Material supplied -
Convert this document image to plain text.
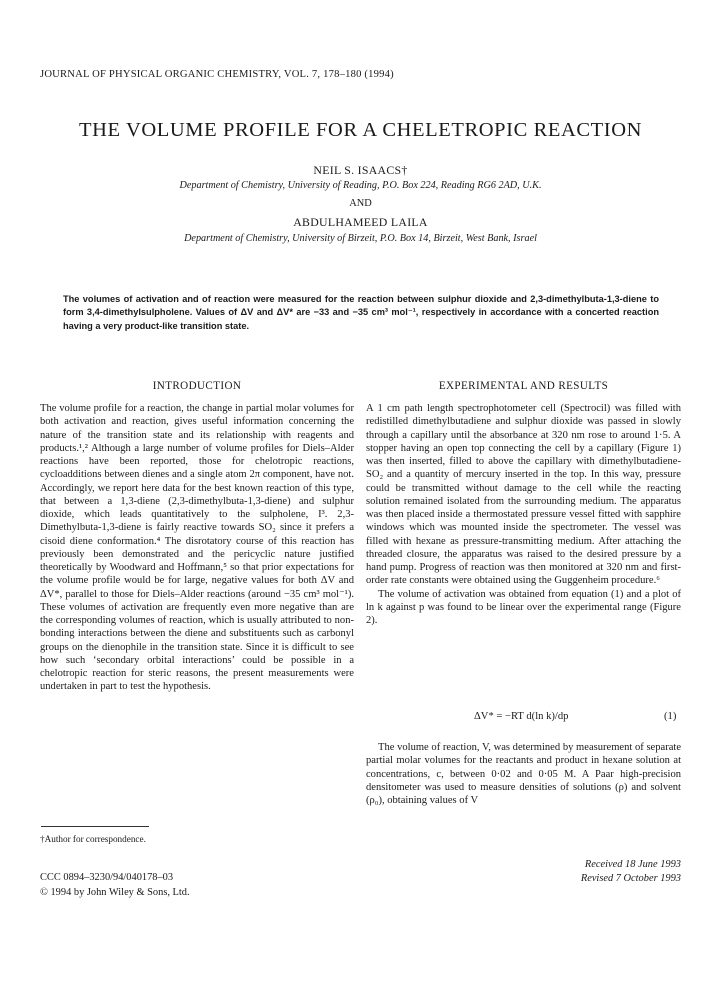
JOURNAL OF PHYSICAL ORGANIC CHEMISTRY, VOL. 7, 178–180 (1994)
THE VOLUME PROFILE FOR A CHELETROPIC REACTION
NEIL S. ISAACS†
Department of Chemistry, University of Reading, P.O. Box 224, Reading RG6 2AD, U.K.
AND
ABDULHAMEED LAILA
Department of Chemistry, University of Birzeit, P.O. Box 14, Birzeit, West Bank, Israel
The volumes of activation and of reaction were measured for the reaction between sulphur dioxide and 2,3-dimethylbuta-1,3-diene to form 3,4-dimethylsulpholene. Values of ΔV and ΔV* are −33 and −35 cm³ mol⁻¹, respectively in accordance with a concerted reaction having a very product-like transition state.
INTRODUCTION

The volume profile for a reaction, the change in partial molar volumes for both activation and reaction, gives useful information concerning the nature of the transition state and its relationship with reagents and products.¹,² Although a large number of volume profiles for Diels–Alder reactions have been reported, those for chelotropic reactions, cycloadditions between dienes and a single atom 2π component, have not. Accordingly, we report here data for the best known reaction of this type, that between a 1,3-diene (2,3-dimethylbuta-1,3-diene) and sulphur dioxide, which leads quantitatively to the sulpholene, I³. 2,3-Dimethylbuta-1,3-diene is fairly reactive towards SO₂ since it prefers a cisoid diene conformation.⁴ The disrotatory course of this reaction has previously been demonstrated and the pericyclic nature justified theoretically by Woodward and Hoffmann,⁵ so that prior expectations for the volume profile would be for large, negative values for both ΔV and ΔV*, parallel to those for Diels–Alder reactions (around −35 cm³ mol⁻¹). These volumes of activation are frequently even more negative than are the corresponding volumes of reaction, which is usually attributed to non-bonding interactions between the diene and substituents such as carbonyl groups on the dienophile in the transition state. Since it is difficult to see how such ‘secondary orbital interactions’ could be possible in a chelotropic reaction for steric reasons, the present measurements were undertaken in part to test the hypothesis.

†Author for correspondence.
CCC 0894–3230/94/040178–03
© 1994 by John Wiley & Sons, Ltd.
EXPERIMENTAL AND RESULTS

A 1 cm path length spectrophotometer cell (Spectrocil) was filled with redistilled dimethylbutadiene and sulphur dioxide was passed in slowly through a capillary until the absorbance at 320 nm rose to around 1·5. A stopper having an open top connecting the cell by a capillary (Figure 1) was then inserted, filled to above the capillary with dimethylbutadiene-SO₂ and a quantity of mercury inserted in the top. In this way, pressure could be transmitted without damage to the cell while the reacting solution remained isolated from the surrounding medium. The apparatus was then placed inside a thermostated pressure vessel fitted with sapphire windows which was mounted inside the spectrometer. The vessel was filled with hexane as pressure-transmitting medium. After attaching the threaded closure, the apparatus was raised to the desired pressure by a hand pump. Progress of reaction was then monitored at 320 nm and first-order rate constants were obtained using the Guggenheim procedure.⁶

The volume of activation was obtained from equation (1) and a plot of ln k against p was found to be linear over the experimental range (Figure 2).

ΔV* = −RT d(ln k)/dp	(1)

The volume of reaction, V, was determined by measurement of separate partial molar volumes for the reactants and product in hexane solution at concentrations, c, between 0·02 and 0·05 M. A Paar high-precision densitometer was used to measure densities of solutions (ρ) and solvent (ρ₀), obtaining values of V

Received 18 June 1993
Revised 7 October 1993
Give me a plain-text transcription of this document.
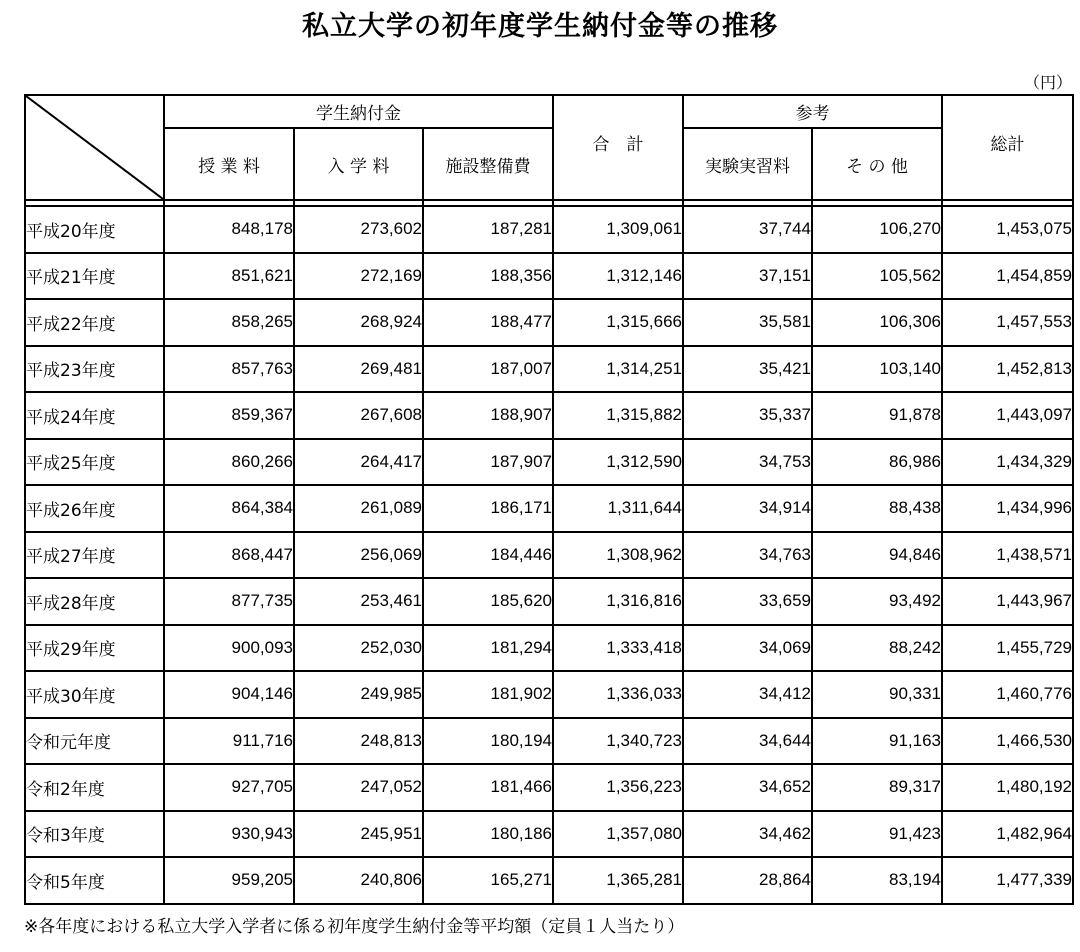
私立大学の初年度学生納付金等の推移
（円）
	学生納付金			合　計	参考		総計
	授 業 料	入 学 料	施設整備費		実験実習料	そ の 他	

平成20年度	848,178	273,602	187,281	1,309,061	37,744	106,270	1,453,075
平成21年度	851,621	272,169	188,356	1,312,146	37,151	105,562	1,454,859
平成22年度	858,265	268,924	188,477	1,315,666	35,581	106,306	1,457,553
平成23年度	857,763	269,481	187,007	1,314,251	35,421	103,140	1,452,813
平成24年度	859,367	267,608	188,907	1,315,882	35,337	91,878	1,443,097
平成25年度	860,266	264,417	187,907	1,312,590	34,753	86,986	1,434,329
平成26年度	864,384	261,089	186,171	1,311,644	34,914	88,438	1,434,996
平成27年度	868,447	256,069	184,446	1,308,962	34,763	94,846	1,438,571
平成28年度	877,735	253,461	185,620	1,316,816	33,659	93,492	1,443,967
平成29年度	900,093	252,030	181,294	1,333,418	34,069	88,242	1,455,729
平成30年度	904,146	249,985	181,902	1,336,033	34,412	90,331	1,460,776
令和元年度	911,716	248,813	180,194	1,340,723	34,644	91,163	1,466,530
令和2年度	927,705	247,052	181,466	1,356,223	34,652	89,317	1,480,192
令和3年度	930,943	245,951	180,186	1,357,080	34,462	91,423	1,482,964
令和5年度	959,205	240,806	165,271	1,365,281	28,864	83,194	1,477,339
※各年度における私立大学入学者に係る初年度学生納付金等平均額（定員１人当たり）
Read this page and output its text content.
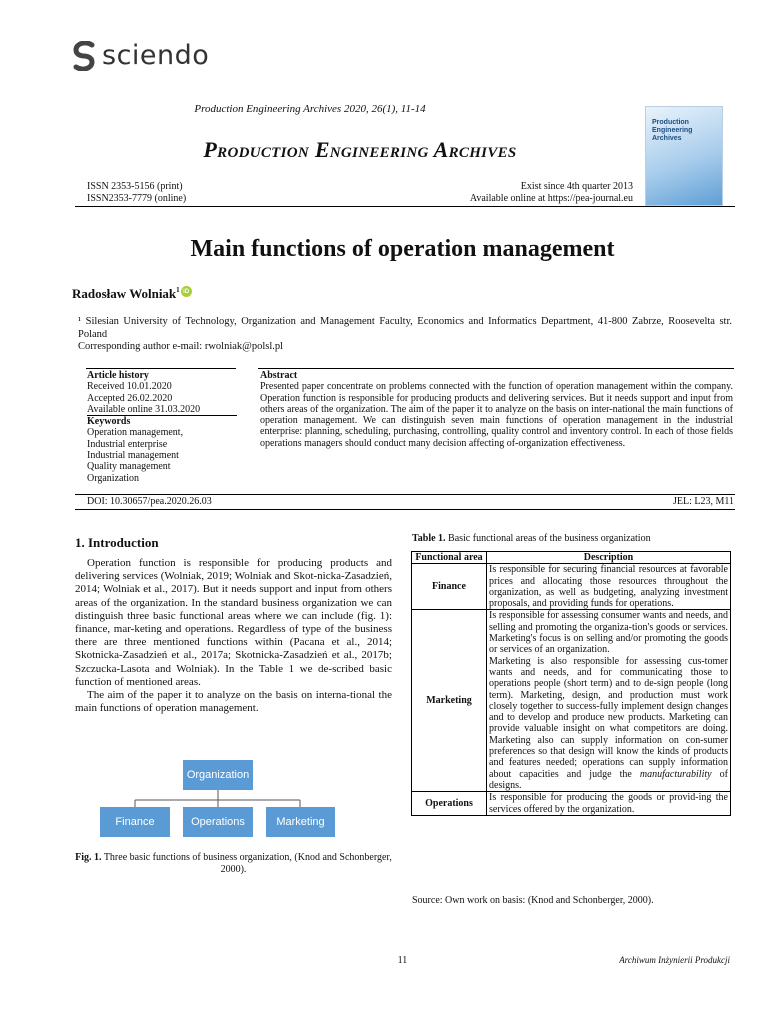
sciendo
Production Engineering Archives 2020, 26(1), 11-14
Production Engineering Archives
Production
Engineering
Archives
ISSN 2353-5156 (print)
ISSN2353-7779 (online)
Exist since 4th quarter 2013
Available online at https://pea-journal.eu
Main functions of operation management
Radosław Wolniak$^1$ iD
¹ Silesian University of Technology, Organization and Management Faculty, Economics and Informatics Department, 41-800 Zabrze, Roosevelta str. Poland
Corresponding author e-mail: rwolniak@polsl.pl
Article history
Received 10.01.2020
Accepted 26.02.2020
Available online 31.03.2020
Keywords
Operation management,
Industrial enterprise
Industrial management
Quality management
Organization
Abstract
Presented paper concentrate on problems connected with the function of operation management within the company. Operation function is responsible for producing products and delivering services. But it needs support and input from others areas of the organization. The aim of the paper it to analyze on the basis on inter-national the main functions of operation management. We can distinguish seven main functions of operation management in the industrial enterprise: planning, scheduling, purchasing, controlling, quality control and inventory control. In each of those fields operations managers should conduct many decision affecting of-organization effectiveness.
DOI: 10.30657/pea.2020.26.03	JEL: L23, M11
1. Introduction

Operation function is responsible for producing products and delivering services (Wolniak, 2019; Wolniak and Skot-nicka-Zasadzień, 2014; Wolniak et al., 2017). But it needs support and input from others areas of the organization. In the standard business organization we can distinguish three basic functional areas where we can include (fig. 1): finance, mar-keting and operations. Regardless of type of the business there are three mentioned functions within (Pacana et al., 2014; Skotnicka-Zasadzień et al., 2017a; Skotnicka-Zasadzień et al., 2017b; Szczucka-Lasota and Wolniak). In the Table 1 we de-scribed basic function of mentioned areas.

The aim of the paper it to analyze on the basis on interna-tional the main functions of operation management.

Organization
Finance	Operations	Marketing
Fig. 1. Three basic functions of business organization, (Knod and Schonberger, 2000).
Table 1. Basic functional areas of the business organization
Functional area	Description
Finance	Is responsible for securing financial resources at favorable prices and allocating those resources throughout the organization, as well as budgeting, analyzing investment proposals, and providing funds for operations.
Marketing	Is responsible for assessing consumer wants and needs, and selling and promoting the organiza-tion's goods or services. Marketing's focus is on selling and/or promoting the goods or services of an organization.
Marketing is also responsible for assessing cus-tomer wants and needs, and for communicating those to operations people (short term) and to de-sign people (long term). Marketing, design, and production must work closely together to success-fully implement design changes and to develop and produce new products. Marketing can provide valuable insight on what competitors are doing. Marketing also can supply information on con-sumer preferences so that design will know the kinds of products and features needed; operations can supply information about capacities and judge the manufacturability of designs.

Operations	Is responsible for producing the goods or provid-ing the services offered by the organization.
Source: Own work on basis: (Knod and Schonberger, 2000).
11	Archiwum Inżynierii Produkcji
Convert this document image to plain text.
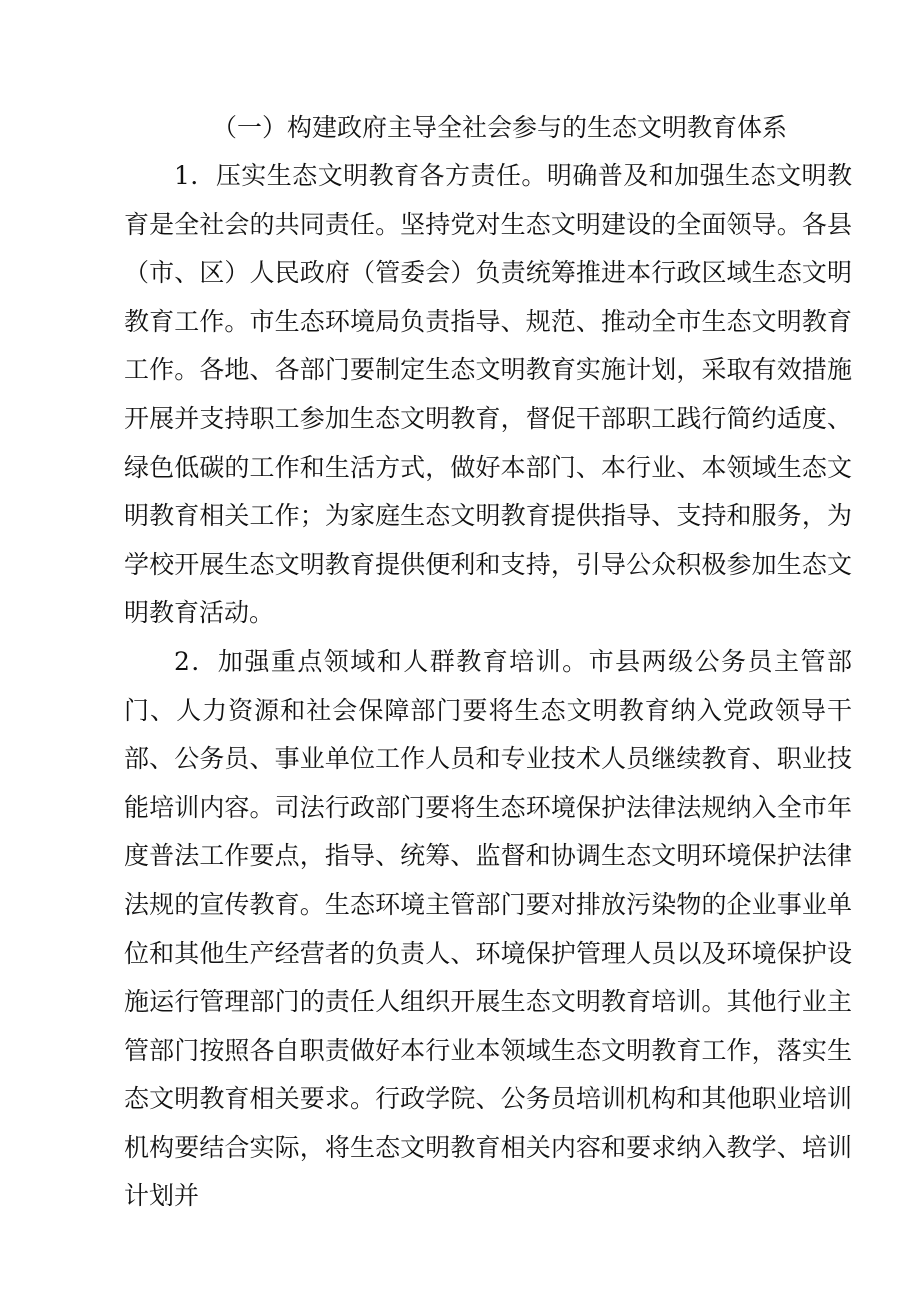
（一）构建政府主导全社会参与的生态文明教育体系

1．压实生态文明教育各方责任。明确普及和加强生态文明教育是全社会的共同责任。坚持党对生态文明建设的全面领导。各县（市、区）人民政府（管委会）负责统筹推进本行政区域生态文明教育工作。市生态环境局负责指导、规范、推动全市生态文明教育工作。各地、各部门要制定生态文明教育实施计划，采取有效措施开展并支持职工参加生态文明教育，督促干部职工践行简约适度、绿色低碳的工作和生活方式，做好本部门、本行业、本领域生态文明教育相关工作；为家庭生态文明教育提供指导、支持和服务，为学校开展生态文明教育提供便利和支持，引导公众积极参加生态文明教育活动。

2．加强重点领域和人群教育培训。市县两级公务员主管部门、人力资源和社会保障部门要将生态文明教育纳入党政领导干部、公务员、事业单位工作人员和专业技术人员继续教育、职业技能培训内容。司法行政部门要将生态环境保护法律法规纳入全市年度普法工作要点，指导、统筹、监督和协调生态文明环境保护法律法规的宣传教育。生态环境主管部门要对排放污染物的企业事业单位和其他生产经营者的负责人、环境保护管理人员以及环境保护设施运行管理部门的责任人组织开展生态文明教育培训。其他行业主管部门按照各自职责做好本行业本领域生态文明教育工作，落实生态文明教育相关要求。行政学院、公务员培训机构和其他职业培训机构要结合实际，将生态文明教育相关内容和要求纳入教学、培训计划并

Directions for this task -
In the entries above, locate every line with the word "Archives" and copy it.

Exercise response -
Production Engineering Archives 2020, 26(1), 11-14
Production Engineering Archives
Archives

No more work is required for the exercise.